▶ [The data]
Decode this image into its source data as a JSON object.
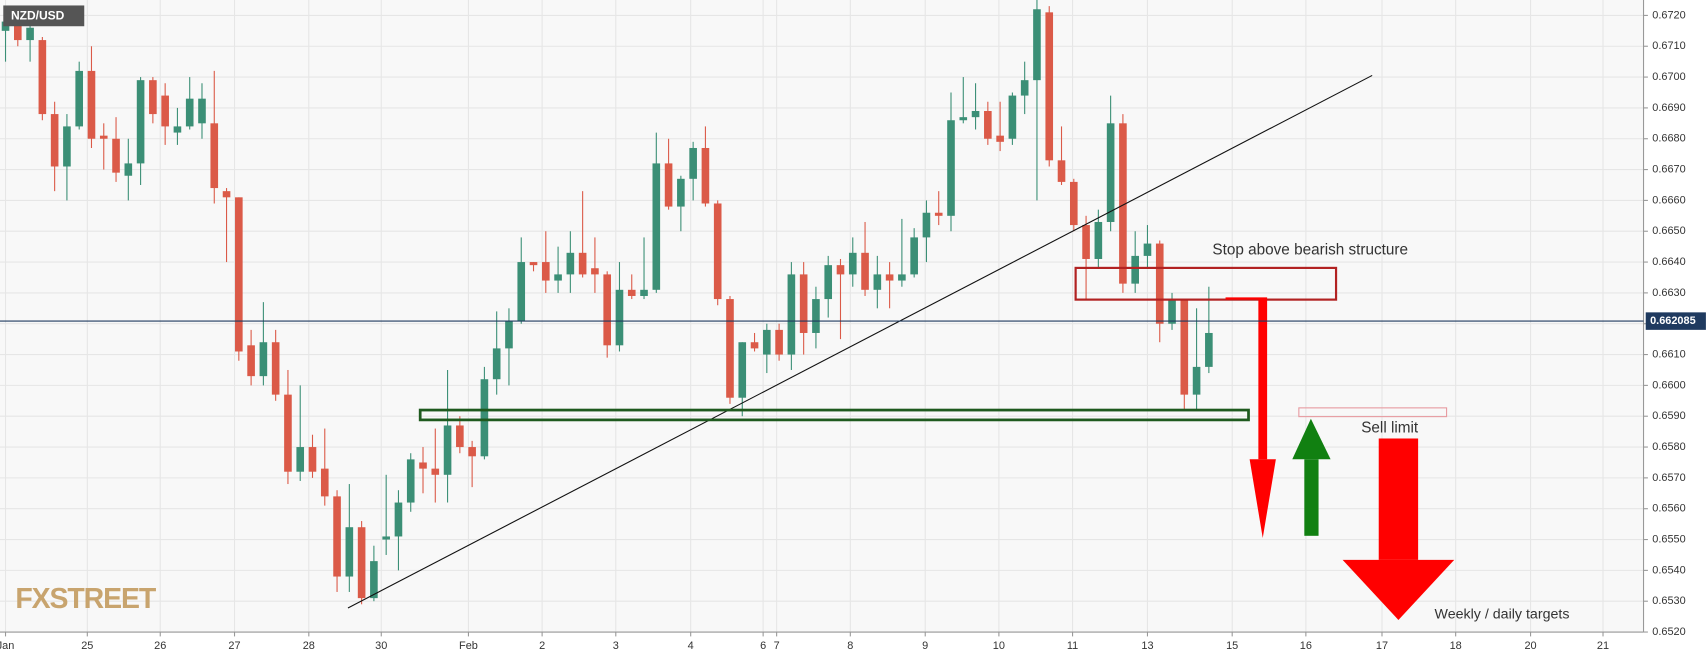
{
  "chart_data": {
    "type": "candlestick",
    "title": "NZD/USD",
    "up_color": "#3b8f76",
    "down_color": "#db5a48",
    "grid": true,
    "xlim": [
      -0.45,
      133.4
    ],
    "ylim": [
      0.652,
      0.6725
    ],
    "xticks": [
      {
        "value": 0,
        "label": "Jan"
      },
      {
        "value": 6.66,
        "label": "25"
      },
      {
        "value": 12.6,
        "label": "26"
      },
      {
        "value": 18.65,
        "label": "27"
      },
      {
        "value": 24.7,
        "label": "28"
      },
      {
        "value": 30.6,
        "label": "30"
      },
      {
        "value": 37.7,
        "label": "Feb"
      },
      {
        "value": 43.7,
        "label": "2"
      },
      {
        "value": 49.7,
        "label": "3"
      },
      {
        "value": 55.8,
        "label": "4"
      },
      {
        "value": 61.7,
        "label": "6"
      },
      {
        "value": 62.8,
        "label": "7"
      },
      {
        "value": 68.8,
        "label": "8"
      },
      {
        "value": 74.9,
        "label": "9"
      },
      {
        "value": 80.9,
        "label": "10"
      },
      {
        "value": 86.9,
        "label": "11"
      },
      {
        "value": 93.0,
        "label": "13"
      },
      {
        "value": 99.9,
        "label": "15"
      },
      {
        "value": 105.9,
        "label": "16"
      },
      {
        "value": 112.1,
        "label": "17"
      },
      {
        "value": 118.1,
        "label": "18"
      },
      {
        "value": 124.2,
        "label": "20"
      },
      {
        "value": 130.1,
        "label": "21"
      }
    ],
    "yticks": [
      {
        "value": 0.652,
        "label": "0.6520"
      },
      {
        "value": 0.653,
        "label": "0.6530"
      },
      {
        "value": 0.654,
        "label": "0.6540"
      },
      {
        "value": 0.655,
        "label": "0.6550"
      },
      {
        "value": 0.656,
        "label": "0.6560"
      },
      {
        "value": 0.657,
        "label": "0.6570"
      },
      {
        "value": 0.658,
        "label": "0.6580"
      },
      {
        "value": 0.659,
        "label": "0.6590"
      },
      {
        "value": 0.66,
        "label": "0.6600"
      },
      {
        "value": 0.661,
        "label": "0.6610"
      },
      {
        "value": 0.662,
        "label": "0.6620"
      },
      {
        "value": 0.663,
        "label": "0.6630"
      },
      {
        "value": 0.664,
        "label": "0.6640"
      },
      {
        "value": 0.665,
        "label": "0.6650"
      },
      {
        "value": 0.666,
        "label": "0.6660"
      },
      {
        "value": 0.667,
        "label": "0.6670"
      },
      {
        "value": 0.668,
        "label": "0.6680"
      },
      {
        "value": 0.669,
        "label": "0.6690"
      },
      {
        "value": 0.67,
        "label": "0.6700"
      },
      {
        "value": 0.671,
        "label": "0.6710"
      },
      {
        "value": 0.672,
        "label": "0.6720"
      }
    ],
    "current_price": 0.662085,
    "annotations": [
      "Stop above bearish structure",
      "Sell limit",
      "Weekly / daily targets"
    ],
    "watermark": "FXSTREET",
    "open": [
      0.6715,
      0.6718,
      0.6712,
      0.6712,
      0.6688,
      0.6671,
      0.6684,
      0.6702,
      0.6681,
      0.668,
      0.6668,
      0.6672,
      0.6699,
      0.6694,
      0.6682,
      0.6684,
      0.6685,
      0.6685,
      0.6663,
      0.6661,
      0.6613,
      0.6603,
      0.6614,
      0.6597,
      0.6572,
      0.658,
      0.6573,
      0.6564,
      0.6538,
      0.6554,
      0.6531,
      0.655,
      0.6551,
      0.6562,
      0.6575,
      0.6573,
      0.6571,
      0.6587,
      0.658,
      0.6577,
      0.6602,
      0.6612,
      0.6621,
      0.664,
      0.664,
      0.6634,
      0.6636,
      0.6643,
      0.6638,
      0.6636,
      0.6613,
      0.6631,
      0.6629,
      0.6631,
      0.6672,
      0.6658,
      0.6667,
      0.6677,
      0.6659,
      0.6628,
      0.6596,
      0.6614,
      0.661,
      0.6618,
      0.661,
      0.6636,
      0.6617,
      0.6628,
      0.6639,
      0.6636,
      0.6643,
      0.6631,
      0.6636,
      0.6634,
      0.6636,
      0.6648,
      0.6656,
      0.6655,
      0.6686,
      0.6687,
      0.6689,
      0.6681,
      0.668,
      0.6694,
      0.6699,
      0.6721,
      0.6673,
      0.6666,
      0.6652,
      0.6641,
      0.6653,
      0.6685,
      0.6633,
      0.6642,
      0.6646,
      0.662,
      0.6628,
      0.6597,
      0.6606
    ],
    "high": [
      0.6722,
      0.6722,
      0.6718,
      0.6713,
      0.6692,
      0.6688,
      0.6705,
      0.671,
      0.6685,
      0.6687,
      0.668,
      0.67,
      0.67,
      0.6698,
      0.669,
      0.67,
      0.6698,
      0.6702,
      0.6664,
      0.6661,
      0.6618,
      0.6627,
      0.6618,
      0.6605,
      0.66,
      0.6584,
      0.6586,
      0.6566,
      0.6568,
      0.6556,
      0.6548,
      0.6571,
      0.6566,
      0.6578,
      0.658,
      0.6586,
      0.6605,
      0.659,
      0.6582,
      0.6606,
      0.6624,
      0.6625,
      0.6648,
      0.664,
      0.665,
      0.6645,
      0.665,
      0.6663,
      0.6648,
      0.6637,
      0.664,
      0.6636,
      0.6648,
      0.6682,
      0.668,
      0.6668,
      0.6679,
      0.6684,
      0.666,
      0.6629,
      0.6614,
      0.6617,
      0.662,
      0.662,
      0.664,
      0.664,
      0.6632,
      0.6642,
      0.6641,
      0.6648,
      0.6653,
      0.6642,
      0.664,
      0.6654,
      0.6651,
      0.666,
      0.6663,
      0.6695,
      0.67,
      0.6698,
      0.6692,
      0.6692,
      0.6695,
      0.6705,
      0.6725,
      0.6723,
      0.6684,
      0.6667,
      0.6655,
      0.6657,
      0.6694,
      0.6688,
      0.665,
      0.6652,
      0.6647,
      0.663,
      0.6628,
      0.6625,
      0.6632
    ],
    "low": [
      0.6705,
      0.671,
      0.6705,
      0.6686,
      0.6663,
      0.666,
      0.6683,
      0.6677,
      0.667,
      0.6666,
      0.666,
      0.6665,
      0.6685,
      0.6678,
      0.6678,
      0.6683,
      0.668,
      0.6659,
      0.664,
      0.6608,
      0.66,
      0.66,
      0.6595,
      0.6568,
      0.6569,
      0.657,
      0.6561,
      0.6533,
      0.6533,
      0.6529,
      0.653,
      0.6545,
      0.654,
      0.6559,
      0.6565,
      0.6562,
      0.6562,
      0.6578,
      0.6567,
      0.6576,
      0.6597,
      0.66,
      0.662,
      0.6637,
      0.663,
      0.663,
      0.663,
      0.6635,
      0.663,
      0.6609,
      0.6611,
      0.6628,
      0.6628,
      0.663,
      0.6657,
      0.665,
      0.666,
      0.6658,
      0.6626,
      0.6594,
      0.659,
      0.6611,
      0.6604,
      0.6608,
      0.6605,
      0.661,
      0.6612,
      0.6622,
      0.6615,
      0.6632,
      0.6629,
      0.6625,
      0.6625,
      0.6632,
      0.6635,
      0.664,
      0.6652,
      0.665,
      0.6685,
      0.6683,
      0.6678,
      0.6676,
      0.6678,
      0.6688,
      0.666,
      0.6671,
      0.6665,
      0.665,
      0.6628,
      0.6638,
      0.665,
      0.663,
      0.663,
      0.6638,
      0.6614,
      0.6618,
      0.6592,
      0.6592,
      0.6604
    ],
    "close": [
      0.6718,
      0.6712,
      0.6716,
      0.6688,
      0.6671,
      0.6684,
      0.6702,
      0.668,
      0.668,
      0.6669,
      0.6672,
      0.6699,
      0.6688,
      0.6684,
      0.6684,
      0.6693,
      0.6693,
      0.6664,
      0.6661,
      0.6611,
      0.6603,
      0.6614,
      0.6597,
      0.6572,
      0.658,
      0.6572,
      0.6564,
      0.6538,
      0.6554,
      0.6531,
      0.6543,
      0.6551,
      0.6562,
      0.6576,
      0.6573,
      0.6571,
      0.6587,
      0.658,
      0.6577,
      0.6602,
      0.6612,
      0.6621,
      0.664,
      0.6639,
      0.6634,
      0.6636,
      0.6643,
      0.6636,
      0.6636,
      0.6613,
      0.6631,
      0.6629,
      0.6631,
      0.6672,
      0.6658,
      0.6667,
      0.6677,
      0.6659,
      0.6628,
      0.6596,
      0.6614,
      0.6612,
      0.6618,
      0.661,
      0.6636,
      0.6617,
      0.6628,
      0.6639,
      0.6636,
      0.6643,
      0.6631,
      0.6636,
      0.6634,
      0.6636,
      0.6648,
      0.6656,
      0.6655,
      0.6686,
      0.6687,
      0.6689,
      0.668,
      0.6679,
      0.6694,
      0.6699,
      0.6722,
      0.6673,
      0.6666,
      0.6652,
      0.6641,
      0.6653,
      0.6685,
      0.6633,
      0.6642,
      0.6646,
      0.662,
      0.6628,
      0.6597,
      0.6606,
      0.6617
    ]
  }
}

--

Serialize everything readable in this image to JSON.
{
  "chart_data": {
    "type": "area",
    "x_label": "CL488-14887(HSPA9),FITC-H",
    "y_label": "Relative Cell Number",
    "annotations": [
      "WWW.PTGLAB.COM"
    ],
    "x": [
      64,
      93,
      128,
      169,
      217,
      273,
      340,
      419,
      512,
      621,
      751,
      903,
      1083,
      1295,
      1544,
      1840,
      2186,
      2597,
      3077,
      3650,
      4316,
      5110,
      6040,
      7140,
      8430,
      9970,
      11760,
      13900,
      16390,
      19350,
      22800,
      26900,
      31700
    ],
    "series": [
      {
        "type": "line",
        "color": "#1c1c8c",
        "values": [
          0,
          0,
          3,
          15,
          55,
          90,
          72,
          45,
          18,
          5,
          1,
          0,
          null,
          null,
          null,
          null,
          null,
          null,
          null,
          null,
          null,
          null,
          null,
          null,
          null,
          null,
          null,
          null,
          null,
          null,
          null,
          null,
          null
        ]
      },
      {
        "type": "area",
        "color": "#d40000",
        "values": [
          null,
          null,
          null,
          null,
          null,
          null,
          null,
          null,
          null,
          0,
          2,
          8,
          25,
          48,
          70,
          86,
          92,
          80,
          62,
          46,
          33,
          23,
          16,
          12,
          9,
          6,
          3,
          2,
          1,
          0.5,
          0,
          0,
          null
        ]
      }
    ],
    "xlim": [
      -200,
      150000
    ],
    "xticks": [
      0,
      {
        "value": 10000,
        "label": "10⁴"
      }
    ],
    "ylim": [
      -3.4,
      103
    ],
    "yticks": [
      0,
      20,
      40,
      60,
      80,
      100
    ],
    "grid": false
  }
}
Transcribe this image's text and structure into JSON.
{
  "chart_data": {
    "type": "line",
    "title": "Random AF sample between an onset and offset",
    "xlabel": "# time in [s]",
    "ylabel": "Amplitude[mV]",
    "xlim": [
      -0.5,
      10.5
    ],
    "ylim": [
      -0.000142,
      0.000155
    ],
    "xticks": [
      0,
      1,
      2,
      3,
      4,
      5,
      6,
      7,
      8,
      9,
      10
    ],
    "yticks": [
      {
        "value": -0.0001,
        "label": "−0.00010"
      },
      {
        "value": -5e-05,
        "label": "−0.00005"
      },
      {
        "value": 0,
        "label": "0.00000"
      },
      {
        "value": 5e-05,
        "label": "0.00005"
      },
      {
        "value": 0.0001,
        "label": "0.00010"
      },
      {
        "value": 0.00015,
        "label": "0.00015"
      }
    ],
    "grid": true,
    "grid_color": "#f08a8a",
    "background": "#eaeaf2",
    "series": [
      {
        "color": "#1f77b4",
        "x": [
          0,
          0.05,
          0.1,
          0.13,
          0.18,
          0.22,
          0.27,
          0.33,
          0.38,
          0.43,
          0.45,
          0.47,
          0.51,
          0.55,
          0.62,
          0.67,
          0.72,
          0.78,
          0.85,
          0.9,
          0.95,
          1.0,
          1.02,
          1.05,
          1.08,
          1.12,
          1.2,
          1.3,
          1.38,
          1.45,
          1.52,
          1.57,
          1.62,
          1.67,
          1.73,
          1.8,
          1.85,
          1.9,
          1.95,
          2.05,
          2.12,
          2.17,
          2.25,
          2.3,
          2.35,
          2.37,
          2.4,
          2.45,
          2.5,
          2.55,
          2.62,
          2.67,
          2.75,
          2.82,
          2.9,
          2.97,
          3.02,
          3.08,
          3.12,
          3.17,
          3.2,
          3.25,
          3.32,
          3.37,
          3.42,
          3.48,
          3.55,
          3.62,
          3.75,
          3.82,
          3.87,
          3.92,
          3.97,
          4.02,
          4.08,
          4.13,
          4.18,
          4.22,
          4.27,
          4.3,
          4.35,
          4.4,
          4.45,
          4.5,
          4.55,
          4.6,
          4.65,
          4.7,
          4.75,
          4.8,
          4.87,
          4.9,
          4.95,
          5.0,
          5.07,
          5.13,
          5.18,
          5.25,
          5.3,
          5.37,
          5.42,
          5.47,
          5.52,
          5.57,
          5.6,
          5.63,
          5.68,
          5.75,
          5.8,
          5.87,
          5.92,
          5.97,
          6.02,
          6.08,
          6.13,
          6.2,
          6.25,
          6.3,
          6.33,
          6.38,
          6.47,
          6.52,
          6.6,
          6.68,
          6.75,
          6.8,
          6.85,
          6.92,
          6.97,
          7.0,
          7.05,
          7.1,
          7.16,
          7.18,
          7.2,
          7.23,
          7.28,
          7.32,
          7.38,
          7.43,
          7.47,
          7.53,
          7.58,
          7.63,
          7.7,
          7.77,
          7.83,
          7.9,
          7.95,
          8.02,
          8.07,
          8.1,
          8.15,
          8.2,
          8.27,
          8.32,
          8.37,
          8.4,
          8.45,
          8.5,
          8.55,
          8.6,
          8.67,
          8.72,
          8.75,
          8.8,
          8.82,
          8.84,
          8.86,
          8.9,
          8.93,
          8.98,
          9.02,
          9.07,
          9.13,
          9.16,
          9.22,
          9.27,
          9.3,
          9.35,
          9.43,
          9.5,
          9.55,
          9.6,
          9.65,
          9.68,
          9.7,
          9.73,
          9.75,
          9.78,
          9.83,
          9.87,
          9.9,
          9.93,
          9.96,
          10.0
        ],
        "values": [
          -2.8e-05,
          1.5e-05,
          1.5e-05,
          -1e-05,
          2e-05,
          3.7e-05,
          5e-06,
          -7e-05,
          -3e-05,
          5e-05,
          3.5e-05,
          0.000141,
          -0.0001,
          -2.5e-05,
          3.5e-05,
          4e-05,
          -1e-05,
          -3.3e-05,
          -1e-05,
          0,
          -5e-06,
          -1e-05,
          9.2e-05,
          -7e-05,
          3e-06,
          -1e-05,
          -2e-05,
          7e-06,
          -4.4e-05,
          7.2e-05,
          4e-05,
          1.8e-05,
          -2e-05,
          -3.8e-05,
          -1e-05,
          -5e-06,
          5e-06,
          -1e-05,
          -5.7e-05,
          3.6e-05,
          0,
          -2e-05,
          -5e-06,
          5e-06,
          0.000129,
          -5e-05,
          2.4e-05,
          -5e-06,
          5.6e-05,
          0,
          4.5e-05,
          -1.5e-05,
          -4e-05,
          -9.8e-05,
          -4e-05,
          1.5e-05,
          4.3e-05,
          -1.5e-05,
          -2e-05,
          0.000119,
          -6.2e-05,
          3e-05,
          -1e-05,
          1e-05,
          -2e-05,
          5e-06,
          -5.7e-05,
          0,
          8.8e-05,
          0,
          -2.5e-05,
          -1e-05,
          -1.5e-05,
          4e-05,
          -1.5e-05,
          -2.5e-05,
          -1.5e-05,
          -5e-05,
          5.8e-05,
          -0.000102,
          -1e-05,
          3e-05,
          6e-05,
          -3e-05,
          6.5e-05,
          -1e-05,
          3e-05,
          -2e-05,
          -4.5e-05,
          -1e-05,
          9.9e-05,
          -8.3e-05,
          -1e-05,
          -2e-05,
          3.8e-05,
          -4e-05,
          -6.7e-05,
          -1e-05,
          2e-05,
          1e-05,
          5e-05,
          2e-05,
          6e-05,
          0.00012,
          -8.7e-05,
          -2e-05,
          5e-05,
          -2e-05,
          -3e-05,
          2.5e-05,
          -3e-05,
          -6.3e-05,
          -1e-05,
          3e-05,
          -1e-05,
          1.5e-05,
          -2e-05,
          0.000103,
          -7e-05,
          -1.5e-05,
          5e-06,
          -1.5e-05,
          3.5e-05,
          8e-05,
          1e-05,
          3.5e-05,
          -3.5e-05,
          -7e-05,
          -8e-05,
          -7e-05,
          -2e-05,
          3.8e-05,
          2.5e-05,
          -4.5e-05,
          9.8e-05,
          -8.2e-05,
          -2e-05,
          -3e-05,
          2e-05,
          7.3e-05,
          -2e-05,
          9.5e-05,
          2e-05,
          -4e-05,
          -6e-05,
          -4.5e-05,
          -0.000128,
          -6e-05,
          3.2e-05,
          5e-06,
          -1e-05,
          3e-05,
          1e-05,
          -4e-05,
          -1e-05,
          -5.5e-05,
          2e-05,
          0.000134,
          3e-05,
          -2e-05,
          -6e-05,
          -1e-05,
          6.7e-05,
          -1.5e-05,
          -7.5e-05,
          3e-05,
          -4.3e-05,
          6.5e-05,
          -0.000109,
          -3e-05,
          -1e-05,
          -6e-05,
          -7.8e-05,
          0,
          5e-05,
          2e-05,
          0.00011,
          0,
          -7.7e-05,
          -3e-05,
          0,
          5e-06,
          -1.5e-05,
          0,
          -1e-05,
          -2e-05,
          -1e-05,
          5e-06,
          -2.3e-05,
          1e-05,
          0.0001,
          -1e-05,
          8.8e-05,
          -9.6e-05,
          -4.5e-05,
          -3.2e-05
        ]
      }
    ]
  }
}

==

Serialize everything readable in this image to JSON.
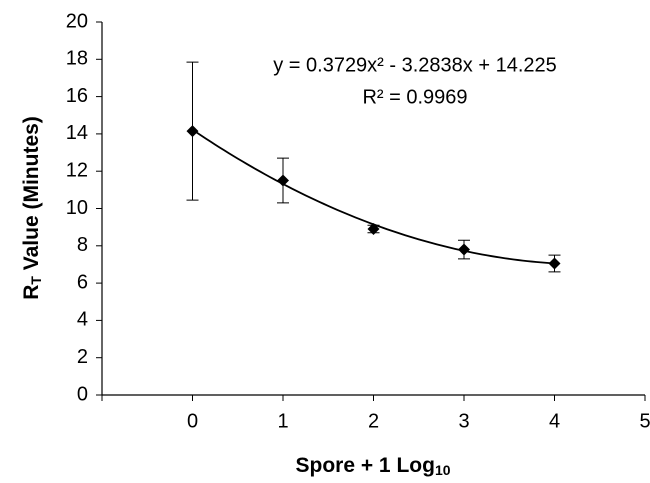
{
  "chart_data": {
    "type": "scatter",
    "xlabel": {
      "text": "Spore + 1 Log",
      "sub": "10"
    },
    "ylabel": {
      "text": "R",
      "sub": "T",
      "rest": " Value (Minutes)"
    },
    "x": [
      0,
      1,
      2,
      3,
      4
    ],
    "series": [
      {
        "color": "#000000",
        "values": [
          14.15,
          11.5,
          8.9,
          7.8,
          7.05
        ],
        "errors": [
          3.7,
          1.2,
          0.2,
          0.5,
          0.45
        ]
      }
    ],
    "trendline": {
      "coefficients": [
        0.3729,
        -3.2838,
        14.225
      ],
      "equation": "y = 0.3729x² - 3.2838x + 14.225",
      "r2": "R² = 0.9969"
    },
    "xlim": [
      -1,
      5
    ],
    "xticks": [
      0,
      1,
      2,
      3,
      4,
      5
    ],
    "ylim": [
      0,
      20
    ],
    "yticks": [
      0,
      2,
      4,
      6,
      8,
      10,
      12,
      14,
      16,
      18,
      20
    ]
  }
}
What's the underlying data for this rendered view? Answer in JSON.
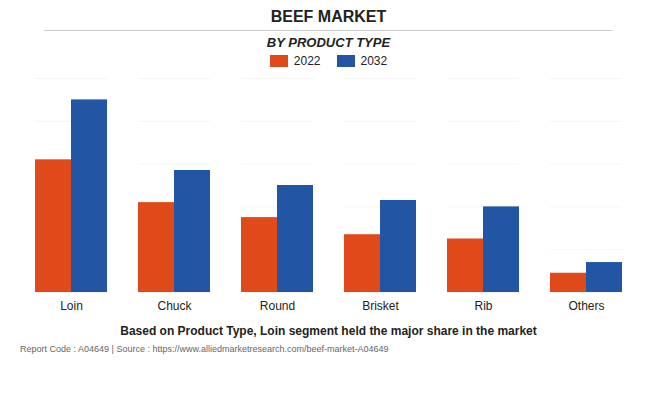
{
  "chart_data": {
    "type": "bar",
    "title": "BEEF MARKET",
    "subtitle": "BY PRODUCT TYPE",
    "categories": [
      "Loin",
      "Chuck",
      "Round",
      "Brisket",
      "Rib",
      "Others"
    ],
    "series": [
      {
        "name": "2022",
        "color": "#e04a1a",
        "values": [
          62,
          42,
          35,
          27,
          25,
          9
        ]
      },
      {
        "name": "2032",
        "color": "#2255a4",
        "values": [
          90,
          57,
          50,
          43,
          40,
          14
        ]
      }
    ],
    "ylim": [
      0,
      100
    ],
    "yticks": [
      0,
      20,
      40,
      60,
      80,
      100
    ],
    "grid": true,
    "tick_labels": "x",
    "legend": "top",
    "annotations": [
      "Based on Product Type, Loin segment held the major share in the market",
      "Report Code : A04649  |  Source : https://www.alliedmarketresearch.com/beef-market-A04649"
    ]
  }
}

▶ [Exercise instructions]
In the records above, find each line with the word "into" and copy it.

▶ [Full response]
Decode this image into its source data as a JSON object.
Transcribe this image's text and structure into JSON.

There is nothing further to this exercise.